_Task data_.
#####
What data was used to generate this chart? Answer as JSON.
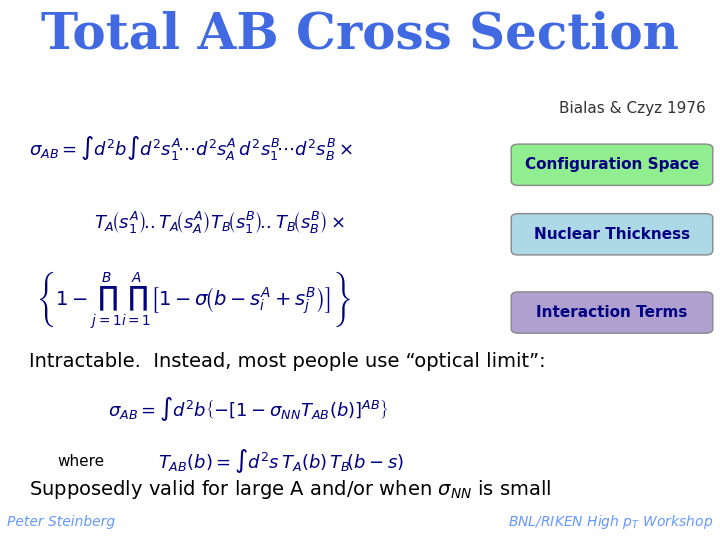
{
  "title": "Total AB Cross Section",
  "title_color": "#4169E1",
  "title_bg": "#00008B",
  "title_fontsize": 36,
  "subtitle": "Bialas & Czyz 1976",
  "subtitle_color": "#333333",
  "subtitle_fontsize": 11,
  "body_bg": "#FFFFFF",
  "footer_bg": "#00008B",
  "footer_left": "Peter Steinberg",
  "footer_right": "BNL/RIKEN High $p_T$ Workshop",
  "footer_color": "#6699FF",
  "footer_fontsize": 10,
  "label_config": "Configuration Space",
  "label_thickness": "Nuclear Thickness",
  "label_interact": "Interaction Terms",
  "label_config_bg": "#90EE90",
  "label_thickness_bg": "#ADD8E6",
  "label_interact_bg": "#B0A0D0",
  "eq1": "$\\sigma_{AB} = \\int d^2b \\int d^2s_1^A \\!\\cdots d^2s_A^A d^2s_1^B \\!\\cdots d^2s_B^B \\times$",
  "eq2": "$T_A\\!\\left(s_1^A\\right)\\!.\\!.T_A\\!\\left(s_A^A\\right)T_B\\!\\left(s_1^B\\right)\\!.\\!.T_B\\!\\left(s_B^B\\right)\\times$",
  "eq3": "$\\left\\{1 - \\prod_{j=1}^{B}\\prod_{i=1}^{A}\\left[1 - \\sigma\\!\\left(b - s_i^A + s_j^B\\right)\\right]\\right\\}$",
  "intractable_text": "Intractable.  Instead, most people use “optical limit”:",
  "eq4": "$\\sigma_{AB} = \\int d^2b\\left\\{-\\left[1 - \\sigma_{NN} T_{AB}(b)\\right]^{AB}\\right\\}$",
  "where_label": "where",
  "eq5": "$T_{AB}(b) = \\int d^2s\\, T_A(b)\\, T_B\\!\\left(b - s\\right)$",
  "supposedly_text": "Supposedly valid for large A and/or when $\\sigma_{NN}$ is small",
  "text_color": "#000000",
  "eq_fontsize": 13,
  "intractable_fontsize": 14,
  "supposedly_fontsize": 14
}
#####
_Goal_.
Above are the records. Identify each line that contains the word "times".

_Output for this task_.
  "eq1": "$\\sigma_{AB} = \\int d^2b \\int d^2s_1^A \\!\\cdots d^2s_A^A d^2s_1^B \\!\\cdots d^2s_B^B \\times$",
  "eq2": "$T_A\\!\\left(s_1^A\\right)\\!.\\!.T_A\\!\\left(s_A^A\\right)T_B\\!\\left(s_1^B\\right)\\!.\\!.T_B\\!\\left(s_B^B\\right)\\times$",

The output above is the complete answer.